Problem requirements: Check every line below for the word "street" and copy each one that has it.

### Dataset entries

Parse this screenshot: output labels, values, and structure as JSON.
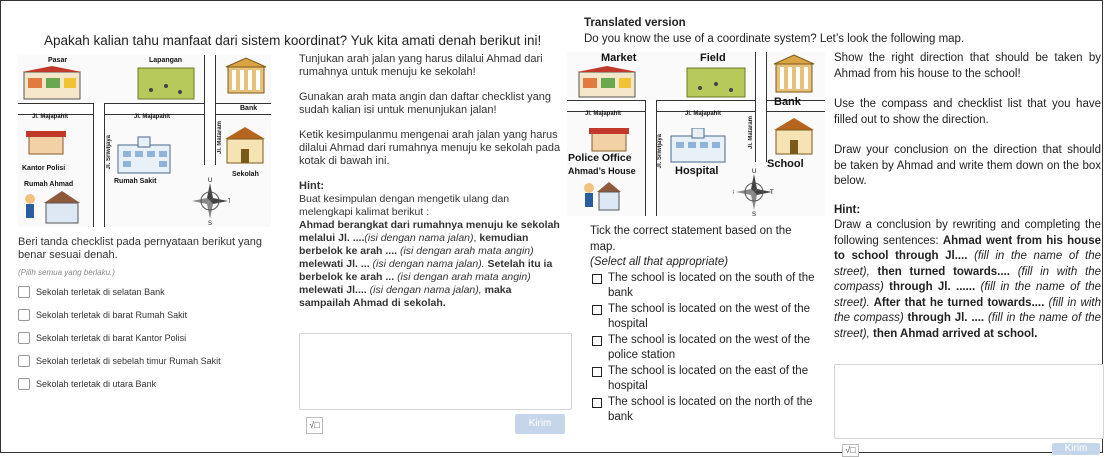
{
  "original": {
    "heading": "Apakah kalian tahu manfaat dari sistem koordinat? Yuk kita amati denah berikut ini!",
    "map": {
      "pasar": "Pasar",
      "lapangan": "Lapangan",
      "bank": "Bank",
      "jl_majapahit_1": "Jl. Majapahit",
      "jl_majapahit_2": "Jl. Majapahit",
      "jl_mataram": "Jl. Mataram",
      "jl_sriwijaya": "Jl. Sriwijaya",
      "kantor_polisi": "Kantor Polisi",
      "rumah_sakit": "Rumah Sakit",
      "sekolah": "Sekolah",
      "rumah_ahmad": "Rumah Ahmad",
      "compass": {
        "n": "U",
        "s": "S",
        "w": "B",
        "e": "T"
      }
    },
    "instr_1": "Tunjukan arah jalan yang harus dilalui Ahmad dari rumahnya untuk menuju ke sekolah!",
    "instr_2": "Gunakan arah mata angin dan daftar checklist yang sudah kalian isi untuk menunjukan jalan!",
    "instr_3": "Ketik kesimpulanmu mengenai arah jalan yang harus dilalui Ahmad dari rumahnya menuju ke sekolah pada kotak di bawah ini.",
    "hint_title": "Hint:",
    "hint_intro": "Buat kesimpulan dengan mengetik ulang dan melengkapi kalimat berikut :",
    "hint_s1": "Ahmad berangkat dari rumahnya menuju ke sekolah melalui Jl. ....",
    "hint_s1_i": "(isi dengan nama jalan)",
    "hint_s2": "kemudian berbelok ke arah ....",
    "hint_s2_i": "(isi dengan arah mata angin)",
    "hint_s3": "melewati Jl. ...",
    "hint_s3_i": "(isi dengan nama jalan).",
    "hint_s4": "Setelah itu ia berbelok ke arah ...",
    "hint_s4_i": "(isi dengan arah mata angin)",
    "hint_s5": "melewati Jl.... ",
    "hint_s5_i": "(isi dengan nama jalan),",
    "hint_s6": "maka sampailah Ahmad di sekolah.",
    "check_prompt": "Beri tanda checklist pada pernyataan berikut yang benar sesuai denah.",
    "check_note": "(Pilih semua yang berlaku.)",
    "options": [
      "Sekolah terletak di selatan Bank",
      "Sekolah terletak di  barat Rumah Sakit",
      "Sekolah terletak di  barat Kantor Polisi",
      "Sekolah terletak di sebelah timur Rumah Sakit",
      "Sekolah terletak di utara Bank"
    ],
    "sqrt": "√□",
    "send": "Kirim"
  },
  "translated": {
    "title": "Translated version",
    "heading": "Do you know the use of a coordinate system? Let’s look the following map.",
    "map": {
      "market": "Market",
      "field": "Field",
      "bank": "Bank",
      "jl_majapahit_1": "Jl. Majapahit",
      "jl_majapahit_2": "Jl. Majapahit",
      "jl_mataram": "Jl. Mataram",
      "jl_sriwijaya": "Jl. Sriwijaya",
      "police_office": "Police Office",
      "ahmads_house": "Ahmad’s House",
      "hospital": "Hospital",
      "school": "School",
      "compass": {
        "n": "U",
        "s": "S",
        "w": "B",
        "e": "T"
      }
    },
    "check_prompt": "Tick the correct statement based on the map.",
    "check_note": "(Select all that appropriate)",
    "options": [
      "The school is located on the south of the bank",
      "The school is located on the west of the hospital",
      "The school is located on the west of the police station",
      "The school is located on the east of the hospital",
      "The school is located on the north of the bank"
    ],
    "instr_1": "Show the right direction that should be taken by Ahmad from his house to the school!",
    "instr_2": "Use the compass and checklist list that you have filled out to show the direction.",
    "instr_3": "Draw your conclusion on the direction that should be taken by Ahmad and write them down on the box below.",
    "hint_title": "Hint:",
    "hint_intro": "Draw a conclusion by rewriting and completing the following sentences:",
    "hint_s1": "Ahmad went from his house to school through Jl.... ",
    "hint_s1_i": "(fill in the name of the street),",
    "hint_s2": " then turned towards.... ",
    "hint_s2_i": "(fill in with the compass)",
    "hint_s3": " through Jl. ...... ",
    "hint_s3_i": "(fill in the name of the street).",
    "hint_s4": " After that he turned towards.... ",
    "hint_s4_i": "(fill in with the compass)",
    "hint_s5": " through Jl. .... ",
    "hint_s5_i": "(fill in the name of the street),",
    "hint_s6": " then Ahmad arrived at school.",
    "sqrt": "√□",
    "send": "Kirim"
  }
}
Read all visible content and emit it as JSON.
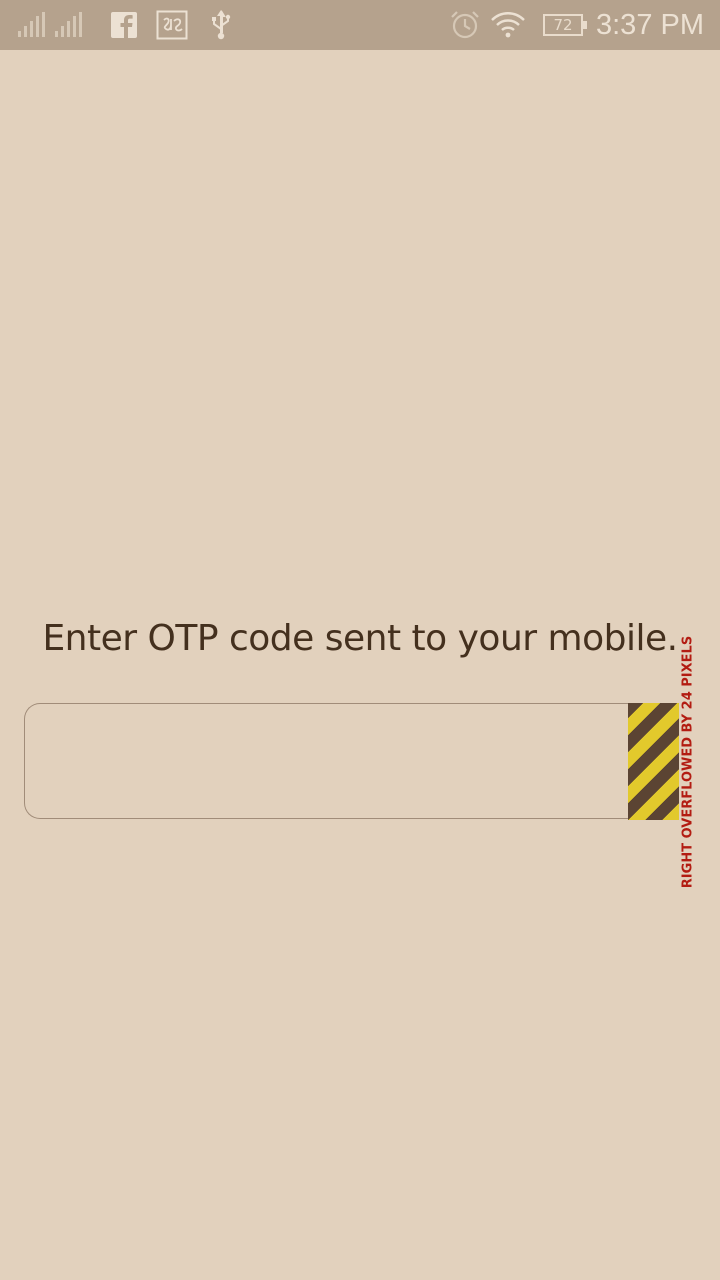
{
  "status_bar": {
    "battery_level": "72",
    "time": "3:37 PM",
    "icons": [
      "cell-signal-1-icon",
      "cell-signal-2-icon",
      "facebook-icon",
      "keyboard-lang-icon",
      "usb-icon",
      "alarm-icon",
      "wifi-icon",
      "battery-icon"
    ]
  },
  "otp": {
    "prompt": "Enter OTP code sent to your mobile.",
    "value": "",
    "placeholder": ""
  },
  "debug_overlay": {
    "label": "RIGHT OVERFLOWED BY 24 PIXELS"
  },
  "colors": {
    "background": "#e2d1bd",
    "status_bar": "#b5a28d",
    "prompt_text": "#44301e",
    "field_border": "#a18c79",
    "overflow_yellow": "#e2c92c",
    "overflow_dark": "#5b4433",
    "overflow_label": "#b31c12"
  }
}
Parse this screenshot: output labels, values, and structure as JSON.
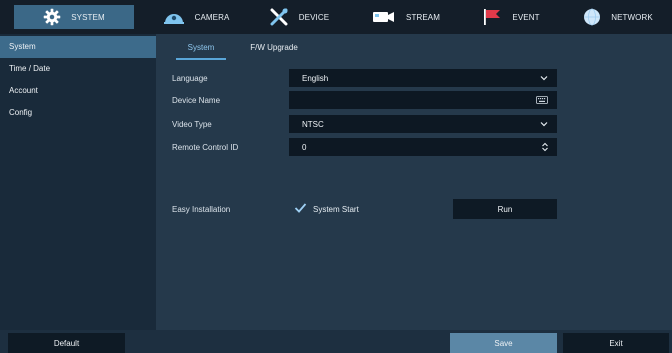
{
  "topnav": {
    "system": {
      "label": "SYSTEM",
      "icon": "gear-icon"
    },
    "camera": {
      "label": "CAMERA",
      "icon": "dome-camera-icon"
    },
    "device": {
      "label": "DEVICE",
      "icon": "tools-icon"
    },
    "stream": {
      "label": "STREAM",
      "icon": "video-camera-icon"
    },
    "event": {
      "label": "EVENT",
      "icon": "flag-icon"
    },
    "network": {
      "label": "NETWORK",
      "icon": "globe-icon"
    }
  },
  "sidebar": {
    "items": [
      {
        "label": "System",
        "active": true
      },
      {
        "label": "Time / Date",
        "active": false
      },
      {
        "label": "Account",
        "active": false
      },
      {
        "label": "Config",
        "active": false
      }
    ]
  },
  "tabs": {
    "system": "System",
    "fw_upgrade": "F/W Upgrade"
  },
  "form": {
    "language": {
      "label": "Language",
      "value": "English"
    },
    "device_name": {
      "label": "Device Name",
      "value": ""
    },
    "video_type": {
      "label": "Video Type",
      "value": "NTSC"
    },
    "remote_control_id": {
      "label": "Remote Control ID",
      "value": "0"
    },
    "easy_installation": {
      "label": "Easy Installation",
      "checkbox_label": "System Start",
      "checked": true,
      "run_label": "Run"
    }
  },
  "bottombar": {
    "default_label": "Default",
    "save_label": "Save",
    "exit_label": "Exit"
  },
  "colors": {
    "accent_active": "#3d6b8b",
    "tab_active_text": "#8ec6ec",
    "field_bg": "#0d1823",
    "save_button": "#5b87a6",
    "event_flag": "#e03a4a"
  }
}
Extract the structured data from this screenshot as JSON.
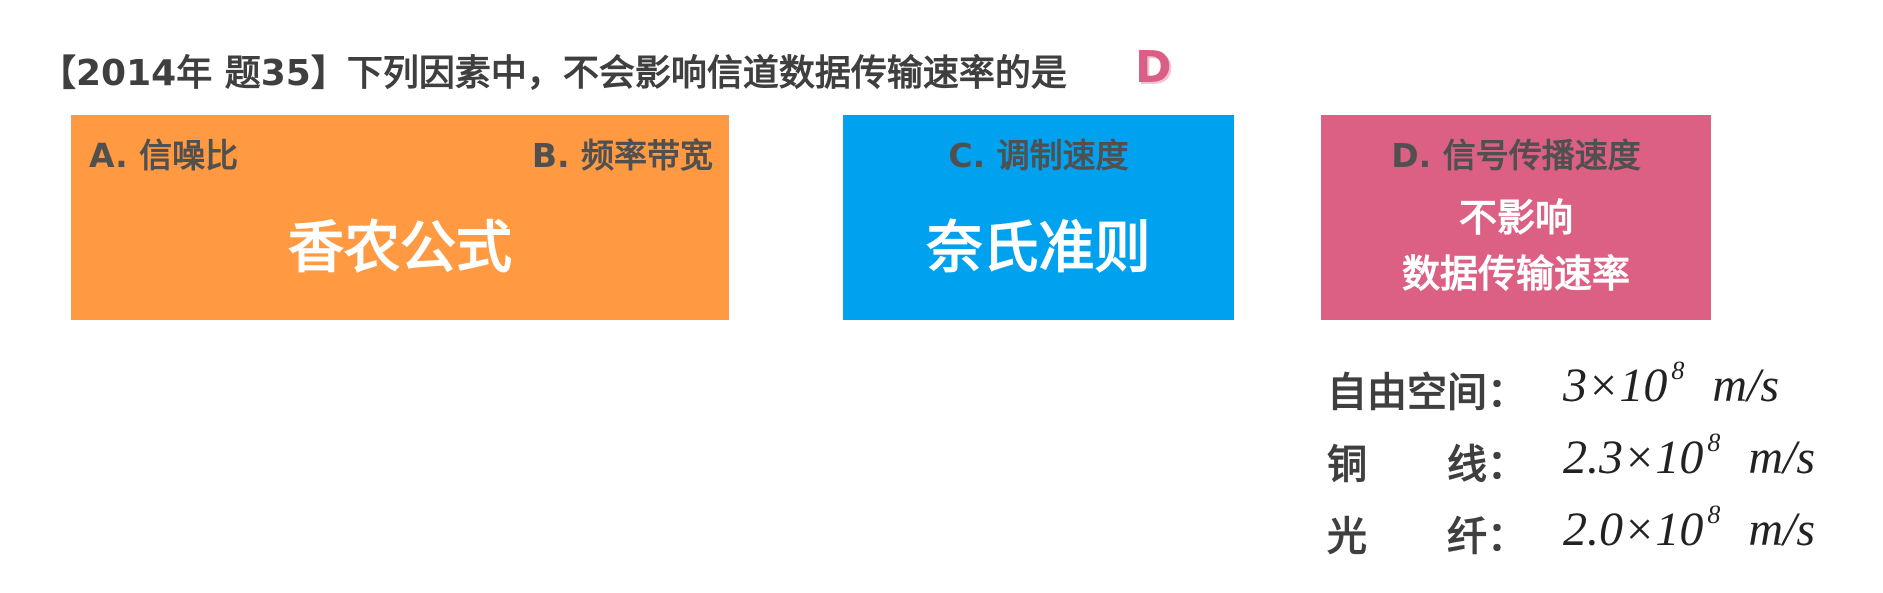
{
  "question": {
    "text": "【2014年 题35】下列因素中，不会影响信道数据传输速率的是",
    "answer": "D"
  },
  "cards": {
    "orange": {
      "option_a": "A. 信噪比",
      "option_b": "B. 频率带宽",
      "formula": "香农公式"
    },
    "blue": {
      "option_c": "C. 调制速度",
      "formula": "奈氏准则"
    },
    "pink": {
      "option_d": "D. 信号传播速度",
      "line1": "不影响",
      "line2": "数据传输速率"
    }
  },
  "speeds": [
    {
      "label": "自由空间：",
      "mantissa": "3×10",
      "exponent": "8",
      "unit": "m/s"
    },
    {
      "label": "铜　　线：",
      "mantissa": "2.3×10",
      "exponent": "8",
      "unit": "m/s"
    },
    {
      "label": "光　　纤：",
      "mantissa": "2.0×10",
      "exponent": "8",
      "unit": "m/s"
    }
  ],
  "colors": {
    "orange_card": "#ff9a42",
    "blue_card": "#00a2f0",
    "pink_card": "#dc5f84",
    "answer_accent": "#d95f86"
  }
}
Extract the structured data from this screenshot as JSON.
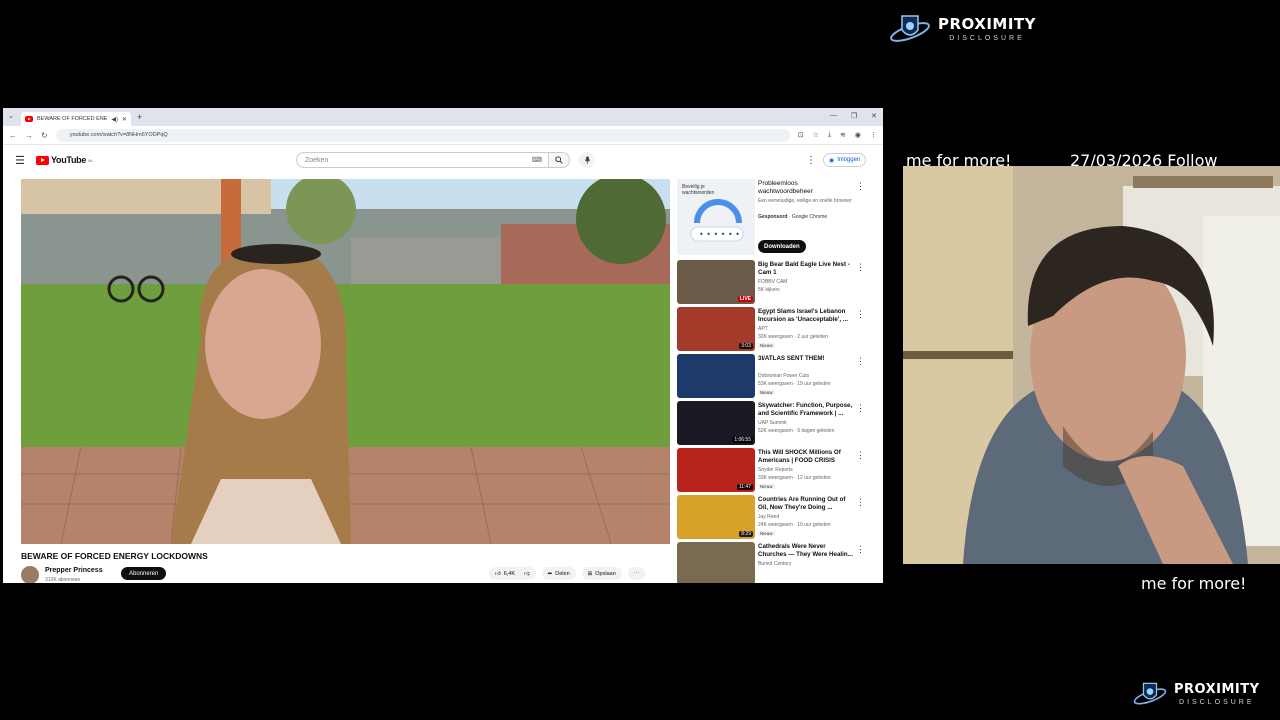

######

Solution for this problem:
    "hint_s1_i": "(fill in the name of the street),",
    "hint_s3_i": "(fill in the name of the street).",
    "hint_s5_i": "(fill in the name of the street),",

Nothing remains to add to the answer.